Dataset excerpts:

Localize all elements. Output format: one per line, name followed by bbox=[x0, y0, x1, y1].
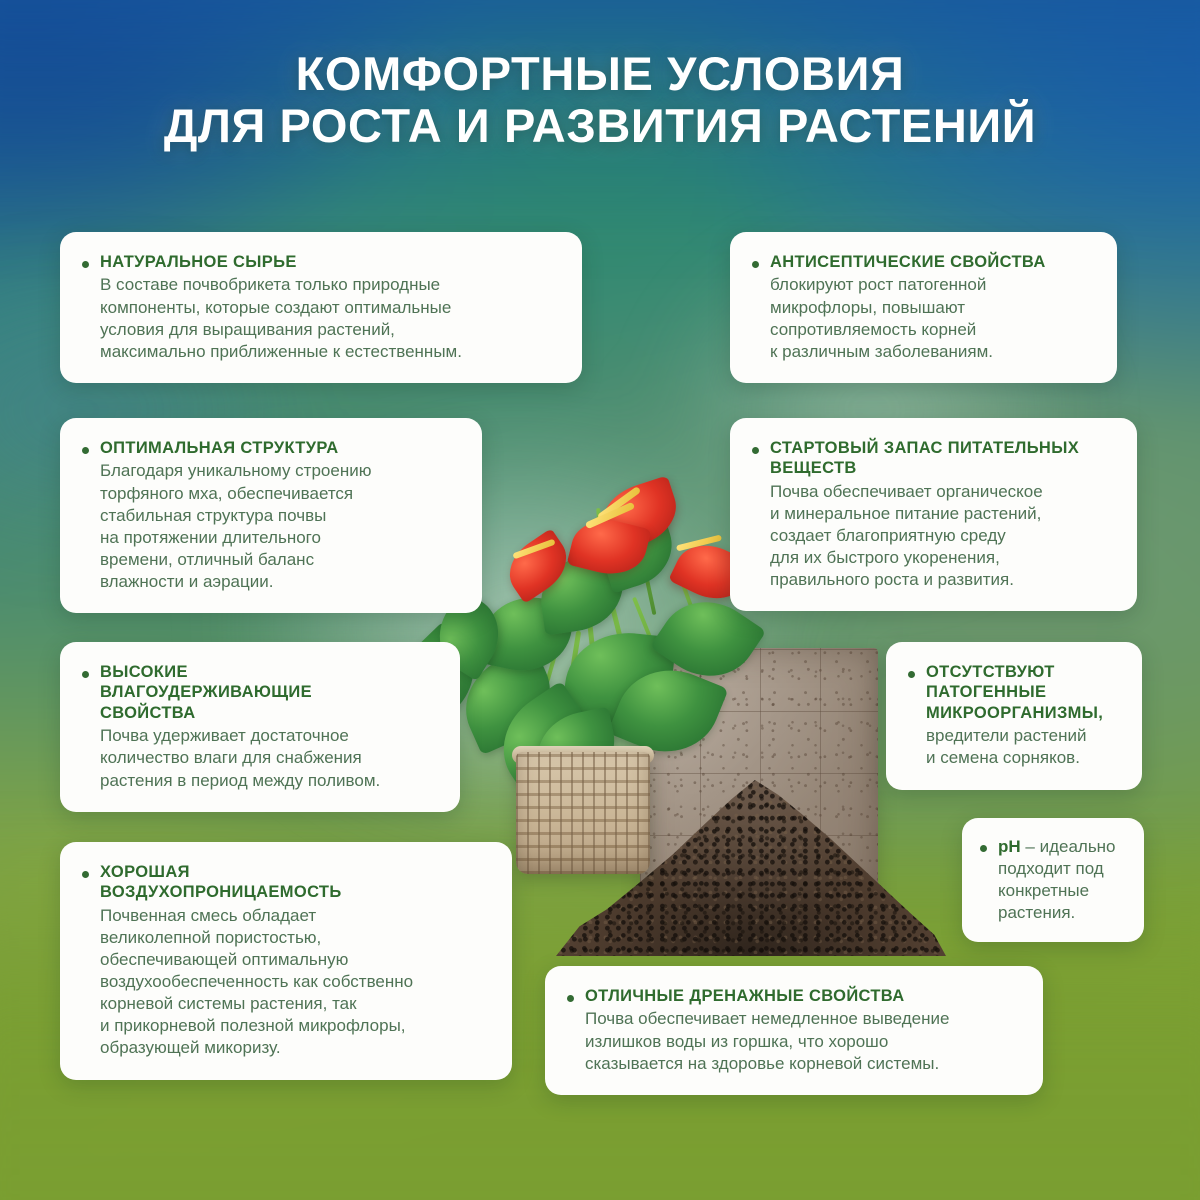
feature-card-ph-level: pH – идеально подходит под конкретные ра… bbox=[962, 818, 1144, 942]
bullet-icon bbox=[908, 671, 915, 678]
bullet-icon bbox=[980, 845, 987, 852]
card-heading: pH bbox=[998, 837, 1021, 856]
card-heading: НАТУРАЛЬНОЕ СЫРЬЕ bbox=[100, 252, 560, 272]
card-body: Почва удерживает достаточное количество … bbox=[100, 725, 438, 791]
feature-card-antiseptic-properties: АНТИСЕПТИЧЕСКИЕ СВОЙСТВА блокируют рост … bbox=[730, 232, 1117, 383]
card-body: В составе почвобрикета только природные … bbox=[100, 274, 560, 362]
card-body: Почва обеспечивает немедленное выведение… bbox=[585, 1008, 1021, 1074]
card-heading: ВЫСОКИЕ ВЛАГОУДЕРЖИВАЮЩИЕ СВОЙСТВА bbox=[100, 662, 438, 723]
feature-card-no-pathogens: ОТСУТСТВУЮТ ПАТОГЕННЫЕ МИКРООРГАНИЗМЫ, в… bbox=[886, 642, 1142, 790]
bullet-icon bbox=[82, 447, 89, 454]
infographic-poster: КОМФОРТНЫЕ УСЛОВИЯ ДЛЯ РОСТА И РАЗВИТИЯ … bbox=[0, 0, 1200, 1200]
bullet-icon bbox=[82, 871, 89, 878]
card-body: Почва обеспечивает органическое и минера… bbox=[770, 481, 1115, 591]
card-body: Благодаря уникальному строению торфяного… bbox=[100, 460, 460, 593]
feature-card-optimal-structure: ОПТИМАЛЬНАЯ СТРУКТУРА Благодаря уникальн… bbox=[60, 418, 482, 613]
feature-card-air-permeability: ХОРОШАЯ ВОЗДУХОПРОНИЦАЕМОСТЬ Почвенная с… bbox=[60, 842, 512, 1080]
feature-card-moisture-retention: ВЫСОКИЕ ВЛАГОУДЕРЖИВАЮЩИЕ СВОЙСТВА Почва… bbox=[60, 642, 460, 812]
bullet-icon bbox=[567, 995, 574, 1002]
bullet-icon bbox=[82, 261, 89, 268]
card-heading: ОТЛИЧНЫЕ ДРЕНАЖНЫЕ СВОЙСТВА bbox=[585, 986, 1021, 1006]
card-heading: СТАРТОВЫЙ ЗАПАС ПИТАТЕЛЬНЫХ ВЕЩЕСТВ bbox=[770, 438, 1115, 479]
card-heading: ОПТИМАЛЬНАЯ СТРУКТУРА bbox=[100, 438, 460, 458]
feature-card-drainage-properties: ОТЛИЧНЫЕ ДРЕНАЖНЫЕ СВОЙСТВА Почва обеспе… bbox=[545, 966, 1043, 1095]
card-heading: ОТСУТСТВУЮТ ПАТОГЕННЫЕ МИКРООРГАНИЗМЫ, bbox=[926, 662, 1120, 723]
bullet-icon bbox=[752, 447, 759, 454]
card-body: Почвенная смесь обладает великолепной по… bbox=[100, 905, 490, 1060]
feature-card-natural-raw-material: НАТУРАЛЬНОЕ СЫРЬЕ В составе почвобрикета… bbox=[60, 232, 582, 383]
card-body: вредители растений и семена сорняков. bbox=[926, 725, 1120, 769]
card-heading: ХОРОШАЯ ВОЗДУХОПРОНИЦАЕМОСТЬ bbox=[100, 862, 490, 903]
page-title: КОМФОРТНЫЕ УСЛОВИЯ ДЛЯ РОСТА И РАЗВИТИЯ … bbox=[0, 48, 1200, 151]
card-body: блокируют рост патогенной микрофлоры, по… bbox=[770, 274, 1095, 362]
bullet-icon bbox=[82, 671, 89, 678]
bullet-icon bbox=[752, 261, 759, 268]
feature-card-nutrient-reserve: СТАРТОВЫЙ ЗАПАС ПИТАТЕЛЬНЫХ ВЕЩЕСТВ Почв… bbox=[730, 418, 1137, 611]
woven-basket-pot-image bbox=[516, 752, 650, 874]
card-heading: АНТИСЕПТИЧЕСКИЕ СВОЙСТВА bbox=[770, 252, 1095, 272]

---

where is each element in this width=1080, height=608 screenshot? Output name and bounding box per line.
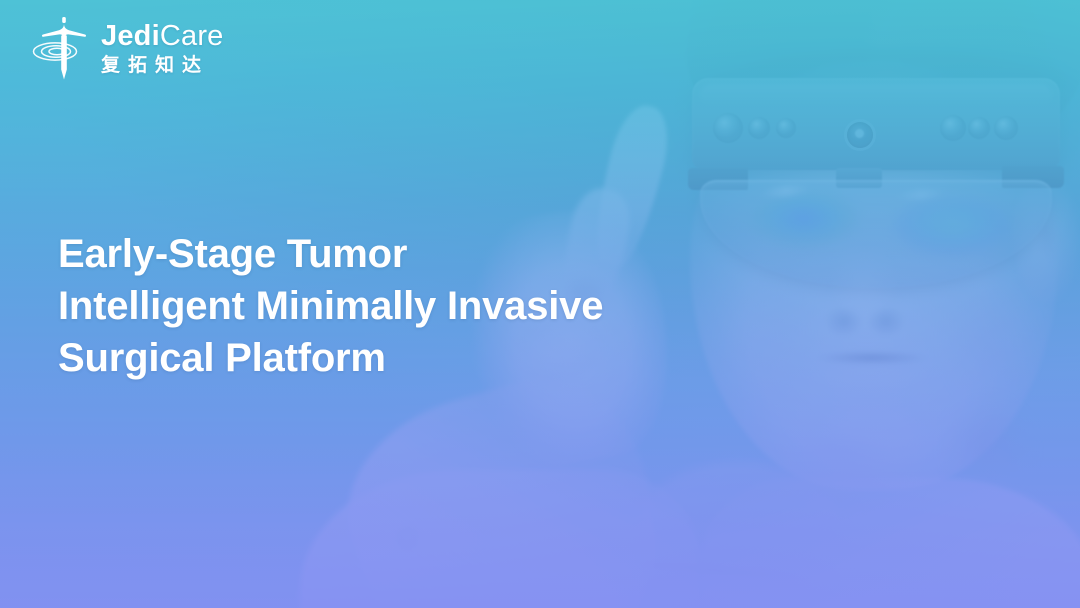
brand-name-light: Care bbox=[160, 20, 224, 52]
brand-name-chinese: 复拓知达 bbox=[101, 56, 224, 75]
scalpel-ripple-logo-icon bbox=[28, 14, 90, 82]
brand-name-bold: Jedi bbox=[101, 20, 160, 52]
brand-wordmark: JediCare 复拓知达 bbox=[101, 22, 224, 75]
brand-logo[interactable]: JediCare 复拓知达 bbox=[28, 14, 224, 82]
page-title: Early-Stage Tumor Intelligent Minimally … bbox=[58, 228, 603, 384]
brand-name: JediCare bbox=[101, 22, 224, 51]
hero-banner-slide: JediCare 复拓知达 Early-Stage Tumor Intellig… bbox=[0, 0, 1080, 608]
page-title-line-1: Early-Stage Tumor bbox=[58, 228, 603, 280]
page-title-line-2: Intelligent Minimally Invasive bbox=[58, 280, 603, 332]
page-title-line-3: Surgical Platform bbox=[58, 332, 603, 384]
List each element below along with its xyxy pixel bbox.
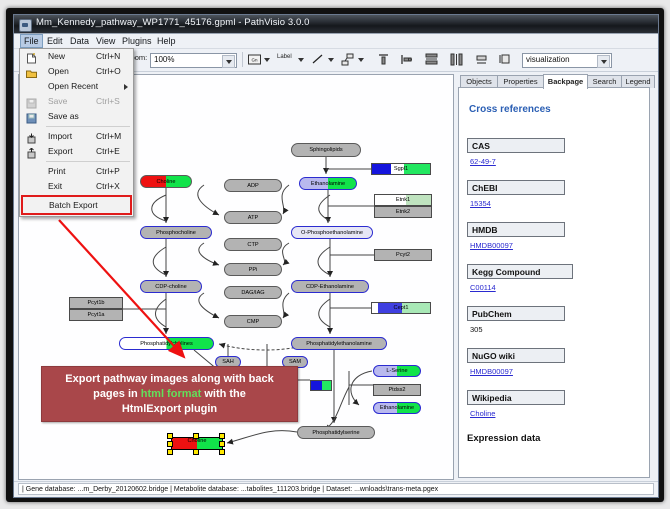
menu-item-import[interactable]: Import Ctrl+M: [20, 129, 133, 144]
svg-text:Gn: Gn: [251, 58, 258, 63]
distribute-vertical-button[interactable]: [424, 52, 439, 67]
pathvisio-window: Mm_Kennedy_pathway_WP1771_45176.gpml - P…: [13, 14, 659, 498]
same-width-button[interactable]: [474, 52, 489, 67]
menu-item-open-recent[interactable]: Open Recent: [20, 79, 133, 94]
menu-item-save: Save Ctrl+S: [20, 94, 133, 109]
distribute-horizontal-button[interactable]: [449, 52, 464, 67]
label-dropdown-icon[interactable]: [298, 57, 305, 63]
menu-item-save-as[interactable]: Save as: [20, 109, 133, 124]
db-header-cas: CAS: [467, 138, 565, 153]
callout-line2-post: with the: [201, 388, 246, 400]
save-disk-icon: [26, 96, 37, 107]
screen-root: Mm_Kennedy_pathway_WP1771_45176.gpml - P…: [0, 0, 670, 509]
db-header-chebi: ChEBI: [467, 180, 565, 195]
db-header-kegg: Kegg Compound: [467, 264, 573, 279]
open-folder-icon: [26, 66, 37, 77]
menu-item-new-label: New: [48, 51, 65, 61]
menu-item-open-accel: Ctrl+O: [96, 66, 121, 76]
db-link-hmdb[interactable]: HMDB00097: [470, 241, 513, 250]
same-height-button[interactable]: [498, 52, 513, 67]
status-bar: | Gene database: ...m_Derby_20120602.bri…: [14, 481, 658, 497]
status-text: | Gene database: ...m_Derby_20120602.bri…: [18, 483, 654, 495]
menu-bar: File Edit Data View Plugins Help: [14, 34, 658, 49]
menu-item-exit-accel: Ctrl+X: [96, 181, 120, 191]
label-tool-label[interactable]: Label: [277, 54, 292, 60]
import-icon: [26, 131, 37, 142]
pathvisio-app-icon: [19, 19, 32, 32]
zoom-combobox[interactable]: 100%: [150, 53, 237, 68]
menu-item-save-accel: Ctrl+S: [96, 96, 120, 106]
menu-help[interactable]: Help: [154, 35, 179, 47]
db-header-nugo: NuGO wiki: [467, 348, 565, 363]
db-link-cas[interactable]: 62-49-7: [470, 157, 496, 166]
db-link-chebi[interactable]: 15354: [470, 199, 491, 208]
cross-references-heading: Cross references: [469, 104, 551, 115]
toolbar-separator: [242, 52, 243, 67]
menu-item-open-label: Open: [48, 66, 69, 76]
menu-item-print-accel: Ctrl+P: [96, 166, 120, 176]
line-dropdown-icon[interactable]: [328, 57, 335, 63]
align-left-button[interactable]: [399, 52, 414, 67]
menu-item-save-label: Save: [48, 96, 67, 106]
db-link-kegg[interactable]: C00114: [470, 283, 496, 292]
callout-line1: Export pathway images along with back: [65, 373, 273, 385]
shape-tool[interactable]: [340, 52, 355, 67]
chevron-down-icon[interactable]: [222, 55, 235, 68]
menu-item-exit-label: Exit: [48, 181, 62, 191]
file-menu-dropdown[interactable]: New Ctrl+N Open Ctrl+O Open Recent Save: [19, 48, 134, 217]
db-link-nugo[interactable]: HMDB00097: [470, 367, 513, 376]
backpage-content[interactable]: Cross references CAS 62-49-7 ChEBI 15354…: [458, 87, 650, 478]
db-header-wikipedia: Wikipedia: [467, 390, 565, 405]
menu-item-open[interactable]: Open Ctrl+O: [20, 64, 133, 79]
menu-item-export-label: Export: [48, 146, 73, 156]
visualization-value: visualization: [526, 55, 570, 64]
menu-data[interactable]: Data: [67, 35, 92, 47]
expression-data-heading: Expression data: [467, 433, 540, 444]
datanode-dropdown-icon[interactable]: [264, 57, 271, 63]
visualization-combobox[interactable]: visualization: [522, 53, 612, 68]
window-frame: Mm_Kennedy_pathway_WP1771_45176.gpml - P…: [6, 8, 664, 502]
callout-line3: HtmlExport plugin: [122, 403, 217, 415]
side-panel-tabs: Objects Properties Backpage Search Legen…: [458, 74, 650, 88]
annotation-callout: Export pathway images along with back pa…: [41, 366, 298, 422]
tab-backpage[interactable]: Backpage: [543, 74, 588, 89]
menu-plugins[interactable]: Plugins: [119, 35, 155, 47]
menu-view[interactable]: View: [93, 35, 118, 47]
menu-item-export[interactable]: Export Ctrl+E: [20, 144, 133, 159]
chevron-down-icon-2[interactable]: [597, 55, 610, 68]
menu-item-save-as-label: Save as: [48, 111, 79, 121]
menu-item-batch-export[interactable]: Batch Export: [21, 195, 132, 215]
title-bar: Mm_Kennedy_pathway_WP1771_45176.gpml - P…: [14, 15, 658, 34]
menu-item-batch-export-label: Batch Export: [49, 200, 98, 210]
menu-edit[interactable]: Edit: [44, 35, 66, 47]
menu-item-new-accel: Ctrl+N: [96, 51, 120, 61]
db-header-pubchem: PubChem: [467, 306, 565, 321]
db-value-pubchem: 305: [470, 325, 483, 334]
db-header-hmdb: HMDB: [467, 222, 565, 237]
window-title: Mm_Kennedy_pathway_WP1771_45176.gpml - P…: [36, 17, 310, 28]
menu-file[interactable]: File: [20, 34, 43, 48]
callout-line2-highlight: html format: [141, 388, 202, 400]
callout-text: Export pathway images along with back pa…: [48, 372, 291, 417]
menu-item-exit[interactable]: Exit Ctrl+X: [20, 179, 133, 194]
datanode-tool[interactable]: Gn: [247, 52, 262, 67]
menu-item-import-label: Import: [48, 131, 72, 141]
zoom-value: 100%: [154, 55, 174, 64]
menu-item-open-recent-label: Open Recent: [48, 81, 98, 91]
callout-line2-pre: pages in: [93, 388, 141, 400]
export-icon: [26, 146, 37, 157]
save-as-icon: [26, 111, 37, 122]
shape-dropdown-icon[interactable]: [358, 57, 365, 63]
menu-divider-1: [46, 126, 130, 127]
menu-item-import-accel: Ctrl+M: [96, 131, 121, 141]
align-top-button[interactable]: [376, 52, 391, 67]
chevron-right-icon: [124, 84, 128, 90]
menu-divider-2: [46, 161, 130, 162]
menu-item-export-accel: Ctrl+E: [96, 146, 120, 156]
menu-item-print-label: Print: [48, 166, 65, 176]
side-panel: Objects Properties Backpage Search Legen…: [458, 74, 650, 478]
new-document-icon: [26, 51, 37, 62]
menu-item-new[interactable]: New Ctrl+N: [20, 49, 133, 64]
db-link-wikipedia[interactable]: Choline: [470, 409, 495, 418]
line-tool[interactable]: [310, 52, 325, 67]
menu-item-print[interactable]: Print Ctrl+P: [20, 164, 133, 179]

Exercise description: If a line in the records above has the word "Plugins", copy it.

Answer area:
menu-bar: File Edit Data View Plugins Help: [14, 34, 658, 49]
menu-plugins[interactable]: Plugins: [119, 35, 155, 47]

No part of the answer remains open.